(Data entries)
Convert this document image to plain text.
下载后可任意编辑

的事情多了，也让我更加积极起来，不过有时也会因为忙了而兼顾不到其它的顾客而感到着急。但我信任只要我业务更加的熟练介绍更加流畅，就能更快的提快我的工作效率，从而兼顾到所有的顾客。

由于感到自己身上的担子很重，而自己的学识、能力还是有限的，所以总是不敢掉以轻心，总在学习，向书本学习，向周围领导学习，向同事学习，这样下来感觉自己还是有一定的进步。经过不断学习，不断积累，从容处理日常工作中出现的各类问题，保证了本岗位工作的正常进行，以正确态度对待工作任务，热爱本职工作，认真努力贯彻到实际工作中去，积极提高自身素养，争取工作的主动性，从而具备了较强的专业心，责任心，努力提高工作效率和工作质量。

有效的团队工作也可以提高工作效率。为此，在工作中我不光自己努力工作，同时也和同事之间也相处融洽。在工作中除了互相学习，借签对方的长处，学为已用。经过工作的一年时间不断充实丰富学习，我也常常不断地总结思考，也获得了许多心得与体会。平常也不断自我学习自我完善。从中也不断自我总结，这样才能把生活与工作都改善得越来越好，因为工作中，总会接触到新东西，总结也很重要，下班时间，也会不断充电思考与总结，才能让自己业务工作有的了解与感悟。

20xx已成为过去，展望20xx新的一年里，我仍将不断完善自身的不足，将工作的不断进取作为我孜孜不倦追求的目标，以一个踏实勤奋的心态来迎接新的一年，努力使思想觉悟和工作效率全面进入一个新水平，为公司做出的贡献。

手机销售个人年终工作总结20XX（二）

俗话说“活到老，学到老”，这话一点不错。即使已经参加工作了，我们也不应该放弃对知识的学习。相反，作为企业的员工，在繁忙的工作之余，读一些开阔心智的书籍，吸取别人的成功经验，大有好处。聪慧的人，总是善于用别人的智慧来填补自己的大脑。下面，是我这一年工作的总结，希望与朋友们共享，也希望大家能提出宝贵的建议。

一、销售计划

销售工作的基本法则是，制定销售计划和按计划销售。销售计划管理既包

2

■ **PROMPT**
Retype the material in full, character for character.

■ **RESPONSE TO THE TASK**
Convert this document image to plain text.
下载后可任意编辑

的事情多了，也让我更加积极起来，不过有时也会因为忙了而兼顾不到其它的顾客而感到着急。但我信任只要我业务更加的熟练介绍更加流畅，就能更快的提快我的工作效率，从而兼顾到所有的顾客。

由于感到自己身上的担子很重，而自己的学识、能力还是有限的，所以总是不敢掉以轻心，总在学习，向书本学习，向周围领导学习，向同事学习，这样下来感觉自己还是有一定的进步。经过不断学习，不断积累，从容处理日常工作中出现的各类问题，保证了本岗位工作的正常进行，以正确态度对待工作任务，热爱本职工作，认真努力贯彻到实际工作中去，积极提高自身素养，争取工作的主动性，从而具备了较强的专业心，责任心，努力提高工作效率和工作质量。

有效的团队工作也可以提高工作效率。为此，在工作中我不光自己努力工作，同时也和同事之间也相处融洽。在工作中除了互相学习，借签对方的长处，学为已用。经过工作的一年时间不断充实丰富学习，我也常常不断地总结思考，也获得了许多心得与体会。平常也不断自我学习自我完善。从中也不断自我总结，这样才能把生活与工作都改善得越来越好，因为工作中，总会接触到新东西，总结也很重要，下班时间，也会不断充电思考与总结，才能让自己业务工作有的了解与感悟。

20xx已成为过去，展望20xx新的一年里，我仍将不断完善自身的不足，将工作的不断进取作为我孜孜不倦追求的目标，以一个踏实勤奋的心态来迎接新的一年，努力使思想觉悟和工作效率全面进入一个新水平，为公司做出的贡献。

手机销售个人年终工作总结20XX（二）

俗话说“活到老，学到老”，这话一点不错。即使已经参加工作了，我们也不应该放弃对知识的学习。相反，作为企业的员工，在繁忙的工作之余，读一些开阔心智的书籍，吸取别人的成功经验，大有好处。聪慧的人，总是善于用别人的智慧来填补自己的大脑。下面，是我这一年工作的总结，希望与朋友们共享，也希望大家能提出宝贵的建议。

一、销售计划

销售工作的基本法则是，制定销售计划和按计划销售。销售计划管理既包

2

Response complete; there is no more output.